> WHAT IS NEEDED
Report how many lines in the records below contain the word "Temperature". Give only the number.

(Records that describe figures)
-- begin --
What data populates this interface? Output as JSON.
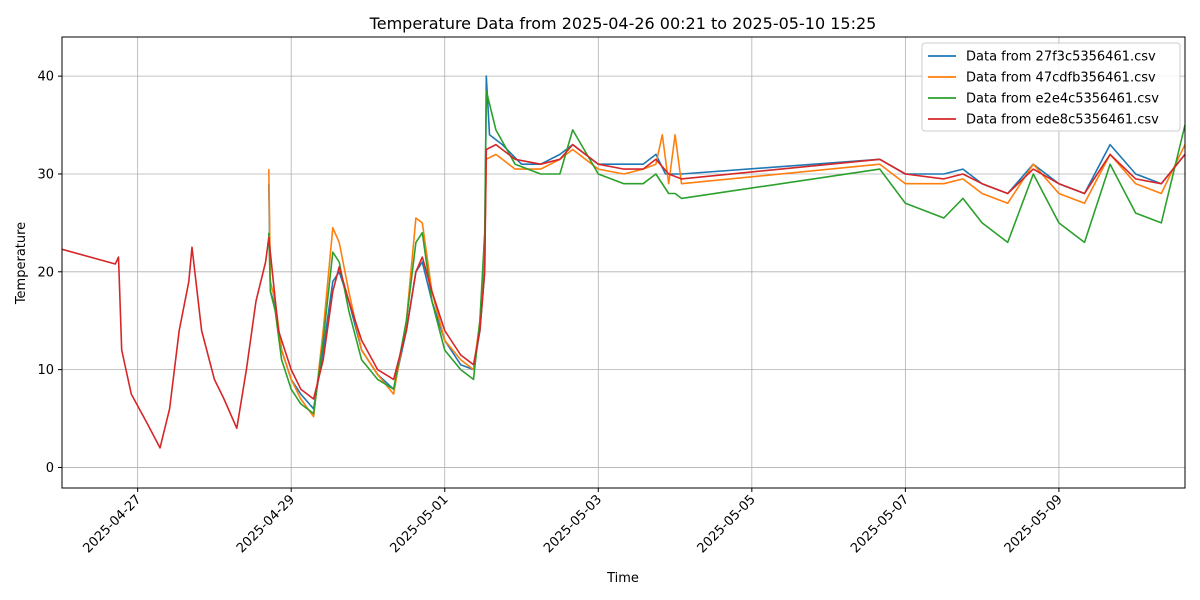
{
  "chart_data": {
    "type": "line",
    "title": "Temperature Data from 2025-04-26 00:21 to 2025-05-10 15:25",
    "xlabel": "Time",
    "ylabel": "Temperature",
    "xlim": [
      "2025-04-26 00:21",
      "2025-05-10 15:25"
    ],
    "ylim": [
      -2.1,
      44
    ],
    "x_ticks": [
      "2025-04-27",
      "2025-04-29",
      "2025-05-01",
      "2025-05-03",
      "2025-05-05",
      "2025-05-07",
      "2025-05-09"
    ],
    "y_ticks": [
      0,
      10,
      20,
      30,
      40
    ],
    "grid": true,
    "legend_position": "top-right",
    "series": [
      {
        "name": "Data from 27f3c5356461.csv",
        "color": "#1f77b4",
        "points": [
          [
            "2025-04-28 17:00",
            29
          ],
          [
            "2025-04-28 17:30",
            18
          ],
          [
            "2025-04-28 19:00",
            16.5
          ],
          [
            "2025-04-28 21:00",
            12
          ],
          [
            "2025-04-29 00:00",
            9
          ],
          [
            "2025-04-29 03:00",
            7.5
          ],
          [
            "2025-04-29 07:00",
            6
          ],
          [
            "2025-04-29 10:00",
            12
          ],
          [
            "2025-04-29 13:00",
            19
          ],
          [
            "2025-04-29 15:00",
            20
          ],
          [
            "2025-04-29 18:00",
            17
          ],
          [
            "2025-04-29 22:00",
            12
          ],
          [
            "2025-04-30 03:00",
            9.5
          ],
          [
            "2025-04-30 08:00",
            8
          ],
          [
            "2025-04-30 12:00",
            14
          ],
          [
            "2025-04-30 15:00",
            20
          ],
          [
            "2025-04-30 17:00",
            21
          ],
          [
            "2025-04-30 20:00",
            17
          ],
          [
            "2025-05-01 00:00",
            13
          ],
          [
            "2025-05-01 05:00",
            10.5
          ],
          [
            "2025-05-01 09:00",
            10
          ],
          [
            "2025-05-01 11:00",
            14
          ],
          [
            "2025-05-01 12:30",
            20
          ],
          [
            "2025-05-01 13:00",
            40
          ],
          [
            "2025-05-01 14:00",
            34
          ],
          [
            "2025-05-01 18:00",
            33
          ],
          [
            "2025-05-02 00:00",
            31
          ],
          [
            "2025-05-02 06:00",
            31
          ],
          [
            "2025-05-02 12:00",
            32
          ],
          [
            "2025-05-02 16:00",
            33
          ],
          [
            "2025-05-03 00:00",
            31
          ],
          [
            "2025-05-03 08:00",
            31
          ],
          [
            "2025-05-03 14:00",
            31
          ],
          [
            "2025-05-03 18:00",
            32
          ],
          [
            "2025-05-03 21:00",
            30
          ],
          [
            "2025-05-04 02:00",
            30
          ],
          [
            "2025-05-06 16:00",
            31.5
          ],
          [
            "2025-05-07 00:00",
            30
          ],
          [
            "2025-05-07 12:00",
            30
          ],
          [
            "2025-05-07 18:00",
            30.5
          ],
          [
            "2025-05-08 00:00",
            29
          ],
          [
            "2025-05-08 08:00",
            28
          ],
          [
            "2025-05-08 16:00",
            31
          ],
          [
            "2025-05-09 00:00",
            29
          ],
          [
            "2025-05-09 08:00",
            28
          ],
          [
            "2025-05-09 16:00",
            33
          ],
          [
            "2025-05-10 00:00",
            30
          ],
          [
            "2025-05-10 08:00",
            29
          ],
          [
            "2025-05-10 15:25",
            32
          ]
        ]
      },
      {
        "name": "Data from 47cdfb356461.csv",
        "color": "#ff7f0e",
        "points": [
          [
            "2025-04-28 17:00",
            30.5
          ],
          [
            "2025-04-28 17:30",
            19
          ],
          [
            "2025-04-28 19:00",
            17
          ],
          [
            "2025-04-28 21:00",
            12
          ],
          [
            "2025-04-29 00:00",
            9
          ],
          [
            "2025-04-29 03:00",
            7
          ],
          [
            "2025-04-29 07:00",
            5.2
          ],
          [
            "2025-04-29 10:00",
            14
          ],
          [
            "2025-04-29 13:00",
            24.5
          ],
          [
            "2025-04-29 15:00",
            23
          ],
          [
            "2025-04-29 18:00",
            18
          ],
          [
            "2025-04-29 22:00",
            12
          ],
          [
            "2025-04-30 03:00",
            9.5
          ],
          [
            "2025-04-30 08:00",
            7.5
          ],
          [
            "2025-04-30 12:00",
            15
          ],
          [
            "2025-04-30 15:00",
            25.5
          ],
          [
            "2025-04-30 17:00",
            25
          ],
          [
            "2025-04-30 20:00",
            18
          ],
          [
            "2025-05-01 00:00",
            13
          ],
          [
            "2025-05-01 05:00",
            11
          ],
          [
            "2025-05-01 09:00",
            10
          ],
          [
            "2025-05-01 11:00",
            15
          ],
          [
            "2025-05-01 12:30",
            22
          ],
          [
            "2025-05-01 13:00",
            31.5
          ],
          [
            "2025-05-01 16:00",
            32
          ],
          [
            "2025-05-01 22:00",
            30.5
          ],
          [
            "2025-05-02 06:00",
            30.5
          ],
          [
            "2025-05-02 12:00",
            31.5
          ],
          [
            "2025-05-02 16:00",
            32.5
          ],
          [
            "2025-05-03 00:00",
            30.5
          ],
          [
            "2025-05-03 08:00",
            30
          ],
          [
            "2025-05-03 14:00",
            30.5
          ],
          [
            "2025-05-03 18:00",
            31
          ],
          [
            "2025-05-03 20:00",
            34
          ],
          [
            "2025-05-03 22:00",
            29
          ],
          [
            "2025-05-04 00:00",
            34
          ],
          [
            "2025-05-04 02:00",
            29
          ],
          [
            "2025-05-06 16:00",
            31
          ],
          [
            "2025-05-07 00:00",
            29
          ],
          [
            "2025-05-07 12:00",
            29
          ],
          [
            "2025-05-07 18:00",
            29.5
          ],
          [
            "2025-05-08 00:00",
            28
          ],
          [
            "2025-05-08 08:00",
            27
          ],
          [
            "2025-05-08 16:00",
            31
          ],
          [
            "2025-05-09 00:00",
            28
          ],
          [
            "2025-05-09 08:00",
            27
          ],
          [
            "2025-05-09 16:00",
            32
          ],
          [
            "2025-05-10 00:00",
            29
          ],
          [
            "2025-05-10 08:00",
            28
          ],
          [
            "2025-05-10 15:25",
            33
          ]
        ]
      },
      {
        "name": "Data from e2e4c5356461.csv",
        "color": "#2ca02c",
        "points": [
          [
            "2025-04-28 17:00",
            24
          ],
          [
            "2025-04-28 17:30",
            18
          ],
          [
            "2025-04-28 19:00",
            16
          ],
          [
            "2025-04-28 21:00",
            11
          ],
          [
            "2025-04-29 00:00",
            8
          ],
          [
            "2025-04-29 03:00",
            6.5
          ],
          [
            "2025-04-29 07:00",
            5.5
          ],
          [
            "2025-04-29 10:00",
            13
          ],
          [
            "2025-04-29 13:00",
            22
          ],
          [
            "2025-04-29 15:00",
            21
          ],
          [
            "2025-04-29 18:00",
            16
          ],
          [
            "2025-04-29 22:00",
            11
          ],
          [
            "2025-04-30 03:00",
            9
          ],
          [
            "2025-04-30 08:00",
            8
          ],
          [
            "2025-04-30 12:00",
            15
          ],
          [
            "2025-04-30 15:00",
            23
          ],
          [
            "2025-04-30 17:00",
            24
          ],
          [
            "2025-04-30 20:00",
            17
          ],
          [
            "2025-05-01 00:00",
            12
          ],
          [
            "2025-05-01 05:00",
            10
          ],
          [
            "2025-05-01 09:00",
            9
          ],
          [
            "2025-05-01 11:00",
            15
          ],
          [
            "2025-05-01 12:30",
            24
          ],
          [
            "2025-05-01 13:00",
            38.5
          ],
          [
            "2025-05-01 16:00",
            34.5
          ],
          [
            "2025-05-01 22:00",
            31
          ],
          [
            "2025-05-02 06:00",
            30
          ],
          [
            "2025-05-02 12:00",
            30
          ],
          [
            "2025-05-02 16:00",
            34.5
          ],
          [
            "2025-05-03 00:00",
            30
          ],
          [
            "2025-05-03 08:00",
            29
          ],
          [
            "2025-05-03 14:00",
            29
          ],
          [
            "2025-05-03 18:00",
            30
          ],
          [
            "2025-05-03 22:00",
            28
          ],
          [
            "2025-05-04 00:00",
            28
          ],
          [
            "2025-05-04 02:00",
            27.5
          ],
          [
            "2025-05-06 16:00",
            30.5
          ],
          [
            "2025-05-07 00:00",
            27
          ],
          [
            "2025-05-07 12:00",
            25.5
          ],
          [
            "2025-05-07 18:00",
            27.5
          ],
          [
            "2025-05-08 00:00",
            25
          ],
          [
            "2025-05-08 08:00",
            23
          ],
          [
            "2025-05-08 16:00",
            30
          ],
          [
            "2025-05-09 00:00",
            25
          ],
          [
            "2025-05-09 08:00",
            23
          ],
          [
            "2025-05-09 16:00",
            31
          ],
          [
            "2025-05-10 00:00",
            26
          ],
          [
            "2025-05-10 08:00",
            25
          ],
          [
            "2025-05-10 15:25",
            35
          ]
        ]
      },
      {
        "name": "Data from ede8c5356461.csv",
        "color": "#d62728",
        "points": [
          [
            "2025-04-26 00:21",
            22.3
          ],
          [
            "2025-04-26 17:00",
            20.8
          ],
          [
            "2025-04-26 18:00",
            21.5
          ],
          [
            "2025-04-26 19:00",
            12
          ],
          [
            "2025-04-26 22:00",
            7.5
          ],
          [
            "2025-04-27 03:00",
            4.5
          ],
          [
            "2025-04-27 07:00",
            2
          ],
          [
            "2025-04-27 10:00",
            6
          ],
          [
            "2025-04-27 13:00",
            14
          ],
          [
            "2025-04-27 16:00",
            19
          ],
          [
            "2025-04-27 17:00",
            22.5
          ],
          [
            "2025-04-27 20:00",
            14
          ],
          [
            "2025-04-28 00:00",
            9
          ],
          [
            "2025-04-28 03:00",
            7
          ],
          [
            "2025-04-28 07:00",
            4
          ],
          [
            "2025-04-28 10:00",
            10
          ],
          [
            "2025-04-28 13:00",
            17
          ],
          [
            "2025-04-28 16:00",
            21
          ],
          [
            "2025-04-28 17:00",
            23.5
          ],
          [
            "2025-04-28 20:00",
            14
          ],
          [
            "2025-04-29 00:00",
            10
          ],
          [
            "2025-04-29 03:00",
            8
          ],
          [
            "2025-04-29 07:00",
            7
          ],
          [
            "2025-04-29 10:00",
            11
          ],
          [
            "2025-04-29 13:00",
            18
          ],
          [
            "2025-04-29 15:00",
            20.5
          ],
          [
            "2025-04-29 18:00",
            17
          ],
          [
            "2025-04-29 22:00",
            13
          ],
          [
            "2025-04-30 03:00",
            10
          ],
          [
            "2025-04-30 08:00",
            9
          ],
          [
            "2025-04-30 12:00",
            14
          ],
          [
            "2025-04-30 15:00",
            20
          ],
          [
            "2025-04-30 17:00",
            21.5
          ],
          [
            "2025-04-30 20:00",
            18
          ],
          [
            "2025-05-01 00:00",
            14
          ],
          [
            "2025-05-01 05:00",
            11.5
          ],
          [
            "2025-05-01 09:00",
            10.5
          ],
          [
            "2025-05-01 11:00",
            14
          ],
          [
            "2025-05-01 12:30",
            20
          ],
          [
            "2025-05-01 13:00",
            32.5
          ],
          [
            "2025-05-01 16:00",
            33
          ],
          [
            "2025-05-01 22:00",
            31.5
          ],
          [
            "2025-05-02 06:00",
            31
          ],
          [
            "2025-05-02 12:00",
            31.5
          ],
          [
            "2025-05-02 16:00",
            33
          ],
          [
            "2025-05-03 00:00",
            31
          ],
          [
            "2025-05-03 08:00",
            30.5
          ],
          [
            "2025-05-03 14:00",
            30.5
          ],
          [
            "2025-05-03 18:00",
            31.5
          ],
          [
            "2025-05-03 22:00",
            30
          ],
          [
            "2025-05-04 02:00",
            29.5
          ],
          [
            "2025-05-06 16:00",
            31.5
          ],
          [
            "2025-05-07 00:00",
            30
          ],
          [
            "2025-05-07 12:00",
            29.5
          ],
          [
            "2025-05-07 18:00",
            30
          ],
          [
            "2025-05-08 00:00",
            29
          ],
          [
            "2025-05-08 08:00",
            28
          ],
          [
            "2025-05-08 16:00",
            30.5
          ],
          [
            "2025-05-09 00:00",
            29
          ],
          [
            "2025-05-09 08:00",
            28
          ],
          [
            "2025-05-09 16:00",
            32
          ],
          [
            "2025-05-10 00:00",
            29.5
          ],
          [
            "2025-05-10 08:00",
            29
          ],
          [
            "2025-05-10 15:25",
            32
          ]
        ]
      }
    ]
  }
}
-- end --
> WRITTEN RESPONSE
2